**WORK INSTRUCTIONS**
Repeat every record below exactly as written.
----- SOURCE MATERIAL
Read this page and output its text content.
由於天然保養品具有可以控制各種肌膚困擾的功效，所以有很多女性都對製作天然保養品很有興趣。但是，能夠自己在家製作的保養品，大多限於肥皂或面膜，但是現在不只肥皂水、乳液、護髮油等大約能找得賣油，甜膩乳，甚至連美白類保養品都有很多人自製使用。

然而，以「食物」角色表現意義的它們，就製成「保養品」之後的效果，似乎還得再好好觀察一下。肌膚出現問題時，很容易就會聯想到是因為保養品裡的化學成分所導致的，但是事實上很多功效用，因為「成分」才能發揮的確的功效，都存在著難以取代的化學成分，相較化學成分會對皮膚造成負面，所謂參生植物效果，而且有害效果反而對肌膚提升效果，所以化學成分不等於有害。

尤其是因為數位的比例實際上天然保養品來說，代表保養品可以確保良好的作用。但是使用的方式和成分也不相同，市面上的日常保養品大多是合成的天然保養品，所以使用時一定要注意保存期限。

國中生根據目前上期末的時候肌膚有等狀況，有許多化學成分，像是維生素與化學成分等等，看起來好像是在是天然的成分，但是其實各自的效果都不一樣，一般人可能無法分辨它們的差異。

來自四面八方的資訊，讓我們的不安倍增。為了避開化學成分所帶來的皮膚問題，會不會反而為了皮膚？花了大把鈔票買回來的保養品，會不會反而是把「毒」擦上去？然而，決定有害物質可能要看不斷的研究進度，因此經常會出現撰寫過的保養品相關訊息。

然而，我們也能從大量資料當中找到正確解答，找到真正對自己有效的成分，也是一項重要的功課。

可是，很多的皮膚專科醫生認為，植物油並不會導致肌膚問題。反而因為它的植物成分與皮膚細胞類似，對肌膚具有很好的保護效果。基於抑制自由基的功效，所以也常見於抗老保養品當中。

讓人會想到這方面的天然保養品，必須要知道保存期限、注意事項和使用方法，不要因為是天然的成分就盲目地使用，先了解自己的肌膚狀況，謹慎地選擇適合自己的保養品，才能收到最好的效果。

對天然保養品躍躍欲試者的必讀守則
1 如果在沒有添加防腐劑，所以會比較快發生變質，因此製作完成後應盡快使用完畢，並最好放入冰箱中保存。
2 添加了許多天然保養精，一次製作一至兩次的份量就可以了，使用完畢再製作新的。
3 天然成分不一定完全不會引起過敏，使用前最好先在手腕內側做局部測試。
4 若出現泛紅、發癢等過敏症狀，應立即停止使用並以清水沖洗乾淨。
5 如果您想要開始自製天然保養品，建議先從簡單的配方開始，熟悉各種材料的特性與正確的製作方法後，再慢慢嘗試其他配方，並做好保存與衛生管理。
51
----------
**OUTPUT OF THE TASK**
Read this page and output its text content.
由於天然保養品具有可以控制各種肌膚困擾的功效，所以有很多女性都對製作天然保養品很有興趣。但是，能夠自己在家製作的保養品，大多限於肥皂或面膜，但是現在不只肥皂水、乳液、護髮油等大約能找得賣油，甜膩乳，甚至連美白類保養品都有很多人自製使用。

然而，以「食物」角色表現意義的它們，就製成「保養品」之後的效果，似乎還得再好好觀察一下。肌膚出現問題時，很容易就會聯想到是因為保養品裡的化學成分所導致的，但是事實上很多功效用，因為「成分」才能發揮的確的功效，都存在著難以取代的化學成分，相較化學成分會對皮膚造成負面，所謂參生植物效果，而且有害效果反而對肌膚提升效果，所以化學成分不等於有害。

尤其是因為數位的比例實際上天然保養品來說，代表保養品可以確保良好的作用。但是使用的方式和成分也不相同，市面上的日常保養品大多是合成的天然保養品，所以使用時一定要注意保存期限。

國中生根據目前上期末的時候肌膚有等狀況，有許多化學成分，像是維生素與化學成分等等，看起來好像是在是天然的成分，但是其實各自的效果都不一樣，一般人可能無法分辨它們的差異。

來自四面八方的資訊，讓我們的不安倍增。為了避開化學成分所帶來的皮膚問題，會不會反而為了皮膚？花了大把鈔票買回來的保養品，會不會反而是把「毒」擦上去？然而，決定有害物質可能要看不斷的研究進度，因此經常會出現撰寫過的保養品相關訊息。

然而，我們也能從大量資料當中找到正確解答，找到真正對自己有效的成分，也是一項重要的功課。

可是，很多的皮膚專科醫生認為，植物油並不會導致肌膚問題。反而因為它的植物成分與皮膚細胞類似，對肌膚具有很好的保護效果。基於抑制自由基的功效，所以也常見於抗老保養品當中。

讓人會想到這方面的天然保養品，必須要知道保存期限、注意事項和使用方法，不要因為是天然的成分就盲目地使用，先了解自己的肌膚狀況，謹慎地選擇適合自己的保養品，才能收到最好的效果。

對天然保養品躍躍欲試者的必讀守則
1 如果在沒有添加防腐劑，所以會比較快發生變質，因此製作完成後應盡快使用完畢，並最好放入冰箱中保存。
2 添加了許多天然保養精，一次製作一至兩次的份量就可以了，使用完畢再製作新的。
3 天然成分不一定完全不會引起過敏，使用前最好先在手腕內側做局部測試。
4 若出現泛紅、發癢等過敏症狀，應立即停止使用並以清水沖洗乾淨。
5 如果您想要開始自製天然保養品，建議先從簡單的配方開始，熟悉各種材料的特性與正確的製作方法後，再慢慢嘗試其他配方，並做好保存與衛生管理。
51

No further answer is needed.